Listing start

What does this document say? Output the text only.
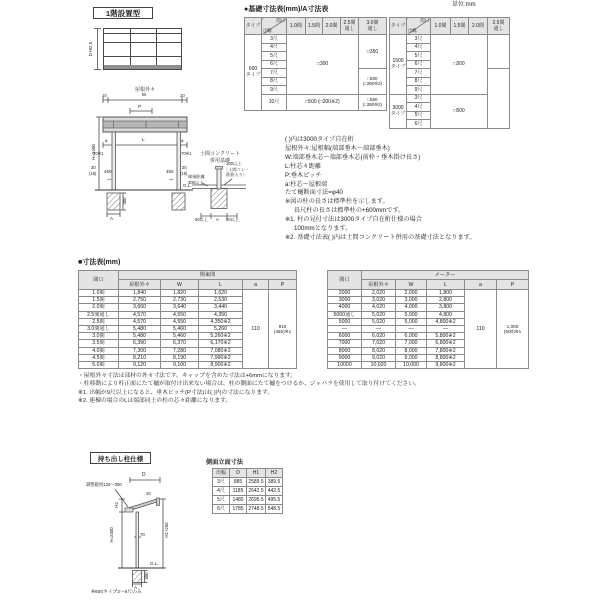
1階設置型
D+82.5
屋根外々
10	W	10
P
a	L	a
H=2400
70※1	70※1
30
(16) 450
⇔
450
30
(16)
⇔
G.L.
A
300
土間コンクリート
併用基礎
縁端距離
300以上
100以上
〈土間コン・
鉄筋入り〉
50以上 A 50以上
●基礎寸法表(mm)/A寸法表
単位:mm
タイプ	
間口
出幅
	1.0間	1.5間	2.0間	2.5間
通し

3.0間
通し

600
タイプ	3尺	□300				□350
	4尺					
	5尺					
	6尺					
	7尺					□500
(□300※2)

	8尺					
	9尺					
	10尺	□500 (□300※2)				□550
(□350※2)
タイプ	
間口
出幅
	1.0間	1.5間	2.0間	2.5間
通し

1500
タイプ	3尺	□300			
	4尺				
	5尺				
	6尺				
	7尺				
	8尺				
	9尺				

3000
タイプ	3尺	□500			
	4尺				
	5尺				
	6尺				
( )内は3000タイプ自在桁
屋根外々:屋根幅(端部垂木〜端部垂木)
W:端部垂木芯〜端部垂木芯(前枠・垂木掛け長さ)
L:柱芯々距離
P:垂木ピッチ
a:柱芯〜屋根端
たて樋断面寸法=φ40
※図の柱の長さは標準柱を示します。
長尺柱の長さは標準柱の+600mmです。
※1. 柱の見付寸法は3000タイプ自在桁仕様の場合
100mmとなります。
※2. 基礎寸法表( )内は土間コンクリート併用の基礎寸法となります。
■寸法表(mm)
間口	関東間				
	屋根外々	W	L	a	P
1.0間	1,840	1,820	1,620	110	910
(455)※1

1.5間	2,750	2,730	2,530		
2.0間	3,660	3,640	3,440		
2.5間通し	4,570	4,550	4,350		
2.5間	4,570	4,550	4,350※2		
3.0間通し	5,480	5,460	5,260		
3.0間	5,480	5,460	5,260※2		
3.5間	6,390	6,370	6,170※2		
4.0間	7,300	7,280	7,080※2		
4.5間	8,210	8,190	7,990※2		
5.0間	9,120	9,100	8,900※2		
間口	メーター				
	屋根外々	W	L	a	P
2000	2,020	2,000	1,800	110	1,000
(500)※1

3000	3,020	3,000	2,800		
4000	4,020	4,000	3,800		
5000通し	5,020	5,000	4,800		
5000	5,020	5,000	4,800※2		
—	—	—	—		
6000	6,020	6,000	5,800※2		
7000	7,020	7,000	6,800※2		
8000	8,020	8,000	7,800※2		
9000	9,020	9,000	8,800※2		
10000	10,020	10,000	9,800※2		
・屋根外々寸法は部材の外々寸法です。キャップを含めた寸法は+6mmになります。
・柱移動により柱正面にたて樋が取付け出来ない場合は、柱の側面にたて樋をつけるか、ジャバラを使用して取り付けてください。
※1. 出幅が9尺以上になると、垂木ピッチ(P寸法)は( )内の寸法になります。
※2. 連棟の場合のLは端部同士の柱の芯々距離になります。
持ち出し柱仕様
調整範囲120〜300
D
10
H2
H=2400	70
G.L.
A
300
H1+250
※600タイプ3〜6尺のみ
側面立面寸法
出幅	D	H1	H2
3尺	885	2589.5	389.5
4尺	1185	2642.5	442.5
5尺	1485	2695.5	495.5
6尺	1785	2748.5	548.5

Listing end
Listing start

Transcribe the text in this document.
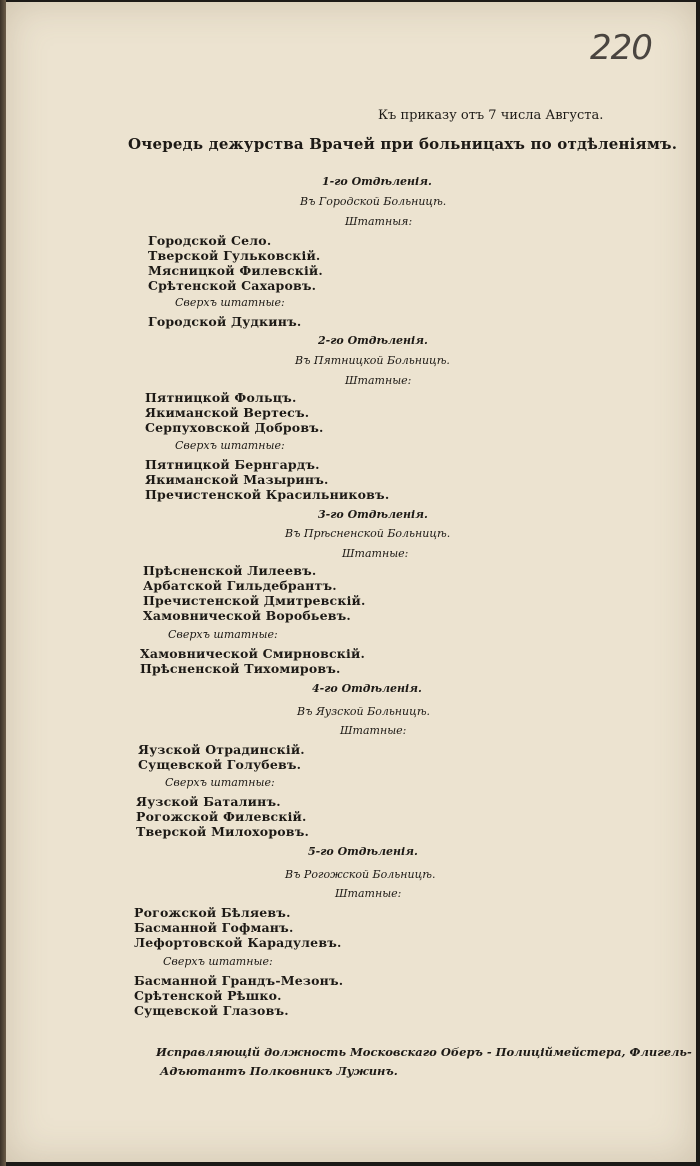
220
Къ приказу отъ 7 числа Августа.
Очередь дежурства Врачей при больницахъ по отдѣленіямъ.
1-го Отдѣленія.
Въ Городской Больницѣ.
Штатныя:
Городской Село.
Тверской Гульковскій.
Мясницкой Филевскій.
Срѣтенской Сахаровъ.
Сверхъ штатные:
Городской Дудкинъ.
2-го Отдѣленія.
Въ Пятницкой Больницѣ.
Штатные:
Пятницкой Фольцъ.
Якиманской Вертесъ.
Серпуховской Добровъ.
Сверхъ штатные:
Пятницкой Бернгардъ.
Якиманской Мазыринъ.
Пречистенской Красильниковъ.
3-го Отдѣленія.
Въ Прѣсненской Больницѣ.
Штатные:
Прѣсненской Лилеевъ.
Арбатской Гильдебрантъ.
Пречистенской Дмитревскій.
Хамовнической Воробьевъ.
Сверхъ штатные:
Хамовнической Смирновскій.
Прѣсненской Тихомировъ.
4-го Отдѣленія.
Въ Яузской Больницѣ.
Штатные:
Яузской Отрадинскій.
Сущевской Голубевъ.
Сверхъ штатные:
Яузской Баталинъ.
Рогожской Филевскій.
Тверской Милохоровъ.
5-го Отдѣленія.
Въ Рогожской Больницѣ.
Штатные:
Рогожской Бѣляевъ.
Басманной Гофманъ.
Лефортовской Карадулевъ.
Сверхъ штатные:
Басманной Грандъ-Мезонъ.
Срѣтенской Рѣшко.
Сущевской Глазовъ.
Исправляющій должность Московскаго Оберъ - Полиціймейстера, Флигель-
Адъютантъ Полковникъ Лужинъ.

Listing end

**What you will do:** Find "基礎寸法表". Copy every line it occurs in.

**Output for this exercise:**
●基礎寸法表(mm)/A寸法表
※2. 基礎寸法表( )内は土間コンクリート併用の基礎寸法となります。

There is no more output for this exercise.